> EXERCISE INSTRUCTIONS
Omit all images. Write out the rest of the material exactly.

┌──

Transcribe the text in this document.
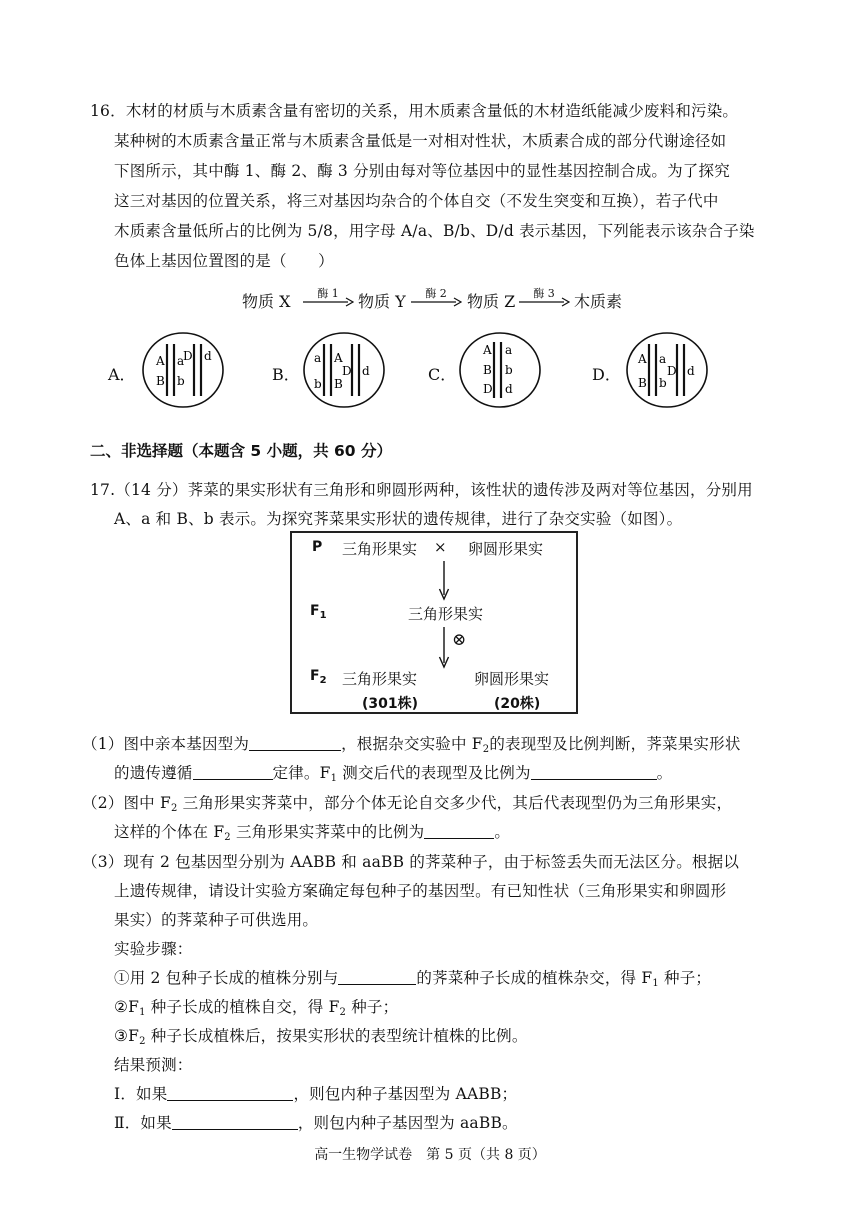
16．木材的材质与木质素含量有密切的关系，用木质素含量低的木材造纸能减少废料和污染。
某种树的木质素含量正常与木质素含量低是一对相对性状，木质素合成的部分代谢途径如
下图所示，其中酶 1、酶 2、酶 3 分别由每对等位基因中的显性基因控制合成。为了探究
这三对基因的位置关系，将三对基因均杂合的个体自交（不发生突变和互换），若子代中
木质素含量低所占的比例为 5/8，用字母 A/a、B/b、D/d 表示基因，下列能表示该杂合子染
色体上基因位置图的是（　　）
物质 X	酶 1	物质 Y	酶 2	物质 Z	酶 3	木质素
A．
A a
D d
B b	B．
a A
b B
D d	C．
A a
B b
D d
D．
A a
B b
D d
二、非选择题（本题含 5 小题，共 60 分）
17.（14 分）荠菜的果实形状有三角形和卵圆形两种，该性状的遗传涉及两对等位基因，分别用
A、a 和 B、b 表示。为探究荠菜果实形状的遗传规律，进行了杂交实验（如图）。
P 三角形果实 × 卵圆形果实
$F_1$	三角形果实
⊗
$F_2$ 三角形果实
(301株)
卵圆形果实
(20株)
（1）图中亲本基因型为	，根据杂交实验中 $F_2$的表现型及比例判断，荠菜果实形状
的遗传遵循	定律。$F_1$ 测交后代的表现型及比例为	。
（2）图中 $F_2$ 三角形果实荠菜中，部分个体无论自交多少代，其后代表现型仍为三角形果实，
这样的个体在 $F_2$ 三角形果实荠菜中的比例为	。
（3）现有 2 包基因型分别为 AABB 和 aaBB 的荠菜种子，由于标签丢失而无法区分。根据以
上遗传规律，请设计实验方案确定每包种子的基因型。有已知性状（三角形果实和卵圆形
果实）的荠菜种子可供选用。
实验步骤：
①用 2 包种子长成的植株分别与	的荠菜种子长成的植株杂交，得 $F_1$ 种子；
$②F_1$ 种子长成的植株自交，得 $F_2$ 种子；
$③F_2$ 种子长成植株后，按果实形状的表型统计植株的比例。
结果预测：
Ⅰ．如果	，则包内种子基因型为 AABB；
Ⅱ．如果	，则包内种子基因型为 aaBB。
高一生物学试卷　第 5 页（共 8 页）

└──

> EXERCISE OUTPUT
Transcribe the text in this document.
16．木材的材质与木质素含量有密切的关系，用木质素含量低的木材造纸能减少废料和污染。
某种树的木质素含量正常与木质素含量低是一对相对性状，木质素合成的部分代谢途径如
下图所示，其中酶 1、酶 2、酶 3 分别由每对等位基因中的显性基因控制合成。为了探究
这三对基因的位置关系，将三对基因均杂合的个体自交（不发生突变和互换），若子代中
木质素含量低所占的比例为 5/8，用字母 A/a、B/b、D/d 表示基因，下列能表示该杂合子染
色体上基因位置图的是（　　）
物质 X	酶 1	物质 Y	酶 2	物质 Z	酶 3	木质素
A．
A a
D d
B b	B．
a A
b B
D d	C．
A a
B b
D d
D．
A a
B b
D d
二、非选择题（本题含 5 小题，共 60 分）
17.（14 分）荠菜的果实形状有三角形和卵圆形两种，该性状的遗传涉及两对等位基因，分别用
A、a 和 B、b 表示。为探究荠菜果实形状的遗传规律，进行了杂交实验（如图）。
P 三角形果实 × 卵圆形果实
$F_1$	三角形果实
⊗
$F_2$ 三角形果实
(301株)
卵圆形果实
(20株)
（1）图中亲本基因型为	，根据杂交实验中 $F_2$的表现型及比例判断，荠菜果实形状
的遗传遵循	定律。$F_1$ 测交后代的表现型及比例为	。
（2）图中 $F_2$ 三角形果实荠菜中，部分个体无论自交多少代，其后代表现型仍为三角形果实，
这样的个体在 $F_2$ 三角形果实荠菜中的比例为	。
（3）现有 2 包基因型分别为 AABB 和 aaBB 的荠菜种子，由于标签丢失而无法区分。根据以
上遗传规律，请设计实验方案确定每包种子的基因型。有已知性状（三角形果实和卵圆形
果实）的荠菜种子可供选用。
实验步骤：
①用 2 包种子长成的植株分别与	的荠菜种子长成的植株杂交，得 $F_1$ 种子；
$②F_1$ 种子长成的植株自交，得 $F_2$ 种子；
$③F_2$ 种子长成植株后，按果实形状的表型统计植株的比例。
结果预测：
Ⅰ．如果	，则包内种子基因型为 AABB；
Ⅱ．如果	，则包内种子基因型为 aaBB。
高一生物学试卷　第 5 页（共 8 页）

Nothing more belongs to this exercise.